- **Records for the exercise**:

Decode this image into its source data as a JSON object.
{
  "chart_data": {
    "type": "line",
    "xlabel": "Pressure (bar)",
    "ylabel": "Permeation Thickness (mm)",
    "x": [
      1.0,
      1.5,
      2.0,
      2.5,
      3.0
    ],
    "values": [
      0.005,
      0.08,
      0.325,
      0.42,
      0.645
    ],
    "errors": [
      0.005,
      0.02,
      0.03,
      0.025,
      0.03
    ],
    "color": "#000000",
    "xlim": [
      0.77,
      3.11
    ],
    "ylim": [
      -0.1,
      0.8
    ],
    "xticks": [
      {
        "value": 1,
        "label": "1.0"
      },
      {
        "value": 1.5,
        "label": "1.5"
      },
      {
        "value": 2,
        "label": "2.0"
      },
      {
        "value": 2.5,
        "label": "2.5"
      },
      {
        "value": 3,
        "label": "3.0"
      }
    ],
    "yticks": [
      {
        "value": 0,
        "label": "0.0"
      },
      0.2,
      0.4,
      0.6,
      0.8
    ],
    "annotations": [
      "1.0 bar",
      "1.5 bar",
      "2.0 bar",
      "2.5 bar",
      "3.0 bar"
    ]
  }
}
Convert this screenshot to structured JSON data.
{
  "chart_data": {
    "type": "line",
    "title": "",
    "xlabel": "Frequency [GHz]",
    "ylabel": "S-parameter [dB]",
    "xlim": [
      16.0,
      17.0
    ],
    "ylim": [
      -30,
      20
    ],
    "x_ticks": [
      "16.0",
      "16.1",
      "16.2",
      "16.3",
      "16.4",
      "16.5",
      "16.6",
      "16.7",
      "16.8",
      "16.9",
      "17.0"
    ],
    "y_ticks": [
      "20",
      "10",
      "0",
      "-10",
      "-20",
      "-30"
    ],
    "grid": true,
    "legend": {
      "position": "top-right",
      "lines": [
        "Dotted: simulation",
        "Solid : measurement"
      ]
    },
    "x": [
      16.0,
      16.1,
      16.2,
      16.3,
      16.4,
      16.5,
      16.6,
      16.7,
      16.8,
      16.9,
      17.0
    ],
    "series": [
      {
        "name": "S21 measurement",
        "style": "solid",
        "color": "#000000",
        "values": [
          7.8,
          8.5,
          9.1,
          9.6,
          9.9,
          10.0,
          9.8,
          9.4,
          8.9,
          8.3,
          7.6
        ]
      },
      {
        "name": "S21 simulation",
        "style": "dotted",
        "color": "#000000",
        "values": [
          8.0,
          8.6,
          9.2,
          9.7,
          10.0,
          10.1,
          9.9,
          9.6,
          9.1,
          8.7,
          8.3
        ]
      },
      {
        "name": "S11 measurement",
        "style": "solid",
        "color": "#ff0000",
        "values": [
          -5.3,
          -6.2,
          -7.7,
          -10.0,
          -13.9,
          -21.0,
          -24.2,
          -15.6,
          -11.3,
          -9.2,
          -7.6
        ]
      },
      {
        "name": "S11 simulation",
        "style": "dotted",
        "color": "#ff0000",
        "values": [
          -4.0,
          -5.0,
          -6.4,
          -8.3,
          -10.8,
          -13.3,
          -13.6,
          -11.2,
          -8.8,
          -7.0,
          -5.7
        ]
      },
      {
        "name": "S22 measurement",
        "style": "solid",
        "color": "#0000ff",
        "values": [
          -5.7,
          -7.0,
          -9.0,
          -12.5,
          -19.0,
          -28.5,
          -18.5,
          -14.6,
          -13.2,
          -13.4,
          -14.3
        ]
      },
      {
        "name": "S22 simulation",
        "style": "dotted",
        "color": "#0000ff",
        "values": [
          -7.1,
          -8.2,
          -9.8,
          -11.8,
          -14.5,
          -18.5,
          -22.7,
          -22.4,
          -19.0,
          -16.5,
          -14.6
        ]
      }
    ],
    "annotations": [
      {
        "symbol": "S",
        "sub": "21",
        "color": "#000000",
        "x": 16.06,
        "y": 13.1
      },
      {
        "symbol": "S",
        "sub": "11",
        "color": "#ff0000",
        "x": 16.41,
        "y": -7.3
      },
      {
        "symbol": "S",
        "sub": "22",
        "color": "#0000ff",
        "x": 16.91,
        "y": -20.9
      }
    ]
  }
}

- **Do this**: Take the data above and return it exactly.

- **In response**:
Decode this image into its source data as a JSON object.
{
  "chart_data": {
    "type": "line",
    "xlabel": "Pressure (bar)",
    "ylabel": "Permeation Thickness (mm)",
    "x": [
      1.0,
      1.5,
      2.0,
      2.5,
      3.0
    ],
    "values": [
      0.005,
      0.08,
      0.325,
      0.42,
      0.645
    ],
    "errors": [
      0.005,
      0.02,
      0.03,
      0.025,
      0.03
    ],
    "color": "#000000",
    "xlim": [
      0.77,
      3.11
    ],
    "ylim": [
      -0.1,
      0.8
    ],
    "xticks": [
      {
        "value": 1,
        "label": "1.0"
      },
      {
        "value": 1.5,
        "label": "1.5"
      },
      {
        "value": 2,
        "label": "2.0"
      },
      {
        "value": 2.5,
        "label": "2.5"
      },
      {
        "value": 3,
        "label": "3.0"
      }
    ],
    "yticks": [
      {
        "value": 0,
        "label": "0.0"
      },
      0.2,
      0.4,
      0.6,
      0.8
    ],
    "annotations": [
      "1.0 bar",
      "1.5 bar",
      "2.0 bar",
      "2.5 bar",
      "3.0 bar"
    ]
  }
}
Convert this screenshot to structured JSON data.
{
  "chart_data": {
    "type": "line",
    "title": "",
    "xlabel": "Frequency [GHz]",
    "ylabel": "S-parameter [dB]",
    "xlim": [
      16.0,
      17.0
    ],
    "ylim": [
      -30,
      20
    ],
    "x_ticks": [
      "16.0",
      "16.1",
      "16.2",
      "16.3",
      "16.4",
      "16.5",
      "16.6",
      "16.7",
      "16.8",
      "16.9",
      "17.0"
    ],
    "y_ticks": [
      "20",
      "10",
      "0",
      "-10",
      "-20",
      "-30"
    ],
    "grid": true,
    "legend": {
      "position": "top-right",
      "lines": [
        "Dotted: simulation",
        "Solid : measurement"
      ]
    },
    "x": [
      16.0,
      16.1,
      16.2,
      16.3,
      16.4,
      16.5,
      16.6,
      16.7,
      16.8,
      16.9,
      17.0
    ],
    "series": [
      {
        "name": "S21 measurement",
        "style": "solid",
        "color": "#000000",
        "values": [
          7.8,
          8.5,
          9.1,
          9.6,
          9.9,
          10.0,
          9.8,
          9.4,
          8.9,
          8.3,
          7.6
        ]
      },
      {
        "name": "S21 simulation",
        "style": "dotted",
        "color": "#000000",
        "values": [
          8.0,
          8.6,
          9.2,
          9.7,
          10.0,
          10.1,
          9.9,
          9.6,
          9.1,
          8.7,
          8.3
        ]
      },
      {
        "name": "S11 measurement",
        "style": "solid",
        "color": "#ff0000",
        "values": [
          -5.3,
          -6.2,
          -7.7,
          -10.0,
          -13.9,
          -21.0,
          -24.2,
          -15.6,
          -11.3,
          -9.2,
          -7.6
        ]
      },
      {
        "name": "S11 simulation",
        "style": "dotted",
        "color": "#ff0000",
        "values": [
          -4.0,
          -5.0,
          -6.4,
          -8.3,
          -10.8,
          -13.3,
          -13.6,
          -11.2,
          -8.8,
          -7.0,
          -5.7
        ]
      },
      {
        "name": "S22 measurement",
        "style": "solid",
        "color": "#0000ff",
        "values": [
          -5.7,
          -7.0,
          -9.0,
          -12.5,
          -19.0,
          -28.5,
          -18.5,
          -14.6,
          -13.2,
          -13.4,
          -14.3
        ]
      },
      {
        "name": "S22 simulation",
        "style": "dotted",
        "color": "#0000ff",
        "values": [
          -7.1,
          -8.2,
          -9.8,
          -11.8,
          -14.5,
          -18.5,
          -22.7,
          -22.4,
          -19.0,
          -16.5,
          -14.6
        ]
      }
    ],
    "annotations": [
      {
        "symbol": "S",
        "sub": "21",
        "color": "#000000",
        "x": 16.06,
        "y": 13.1
      },
      {
        "symbol": "S",
        "sub": "11",
        "color": "#ff0000",
        "x": 16.41,
        "y": -7.3
      },
      {
        "symbol": "S",
        "sub": "22",
        "color": "#0000ff",
        "x": 16.91,
        "y": -20.9
      }
    ]
  }
}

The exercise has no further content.